» INPUT DATA:
※
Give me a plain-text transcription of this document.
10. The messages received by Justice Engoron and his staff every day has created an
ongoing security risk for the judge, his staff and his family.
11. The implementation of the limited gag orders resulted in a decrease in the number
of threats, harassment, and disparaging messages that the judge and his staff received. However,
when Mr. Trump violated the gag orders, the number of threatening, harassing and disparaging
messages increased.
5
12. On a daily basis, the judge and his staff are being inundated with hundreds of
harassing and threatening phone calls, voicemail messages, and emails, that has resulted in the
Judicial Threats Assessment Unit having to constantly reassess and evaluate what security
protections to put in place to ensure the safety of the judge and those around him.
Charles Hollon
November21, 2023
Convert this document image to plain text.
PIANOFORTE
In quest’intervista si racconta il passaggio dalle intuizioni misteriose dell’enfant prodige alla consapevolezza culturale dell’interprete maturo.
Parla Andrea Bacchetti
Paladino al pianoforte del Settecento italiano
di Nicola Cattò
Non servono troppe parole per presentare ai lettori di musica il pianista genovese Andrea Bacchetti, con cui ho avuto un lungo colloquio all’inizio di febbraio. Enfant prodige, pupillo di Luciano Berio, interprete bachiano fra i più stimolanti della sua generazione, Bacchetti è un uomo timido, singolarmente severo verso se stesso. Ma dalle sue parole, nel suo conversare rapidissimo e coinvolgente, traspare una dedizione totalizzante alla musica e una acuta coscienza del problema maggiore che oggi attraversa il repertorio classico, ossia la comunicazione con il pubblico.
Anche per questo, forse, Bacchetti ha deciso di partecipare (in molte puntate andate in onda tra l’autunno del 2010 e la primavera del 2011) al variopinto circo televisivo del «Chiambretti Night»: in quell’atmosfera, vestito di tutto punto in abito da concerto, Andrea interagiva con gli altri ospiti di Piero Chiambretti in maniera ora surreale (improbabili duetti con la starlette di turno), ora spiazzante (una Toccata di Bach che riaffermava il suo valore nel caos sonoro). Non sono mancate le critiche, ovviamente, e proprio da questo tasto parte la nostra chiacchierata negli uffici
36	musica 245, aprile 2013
※
Word for word, quote all of the data above.

» COMPLETE ANSWER:
Give me a plain-text transcription of this document.
10. The messages received by Justice Engoron and his staff every day has created an
ongoing security risk for the judge, his staff and his family.
11. The implementation of the limited gag orders resulted in a decrease in the number
of threats, harassment, and disparaging messages that the judge and his staff received. However,
when Mr. Trump violated the gag orders, the number of threatening, harassing and disparaging
messages increased.
5
12. On a daily basis, the judge and his staff are being inundated with hundreds of
harassing and threatening phone calls, voicemail messages, and emails, that has resulted in the
Judicial Threats Assessment Unit having to constantly reassess and evaluate what security
protections to put in place to ensure the safety of the judge and those around him.
Charles Hollon
November21, 2023
Convert this document image to plain text.
PIANOFORTE
In quest’intervista si racconta il passaggio dalle intuizioni misteriose dell’enfant prodige alla consapevolezza culturale dell’interprete maturo.
Parla Andrea Bacchetti
Paladino al pianoforte del Settecento italiano
di Nicola Cattò
Non servono troppe parole per presentare ai lettori di musica il pianista genovese Andrea Bacchetti, con cui ho avuto un lungo colloquio all’inizio di febbraio. Enfant prodige, pupillo di Luciano Berio, interprete bachiano fra i più stimolanti della sua generazione, Bacchetti è un uomo timido, singolarmente severo verso se stesso. Ma dalle sue parole, nel suo conversare rapidissimo e coinvolgente, traspare una dedizione totalizzante alla musica e una acuta coscienza del problema maggiore che oggi attraversa il repertorio classico, ossia la comunicazione con il pubblico.
Anche per questo, forse, Bacchetti ha deciso di partecipare (in molte puntate andate in onda tra l’autunno del 2010 e la primavera del 2011) al variopinto circo televisivo del «Chiambretti Night»: in quell’atmosfera, vestito di tutto punto in abito da concerto, Andrea interagiva con gli altri ospiti di Piero Chiambretti in maniera ora surreale (improbabili duetti con la starlette di turno), ora spiazzante (una Toccata di Bach che riaffermava il suo valore nel caos sonoro). Non sono mancate le critiche, ovviamente, e proprio da questo tasto parte la nostra chiacchierata negli uffici
36	musica 245, aprile 2013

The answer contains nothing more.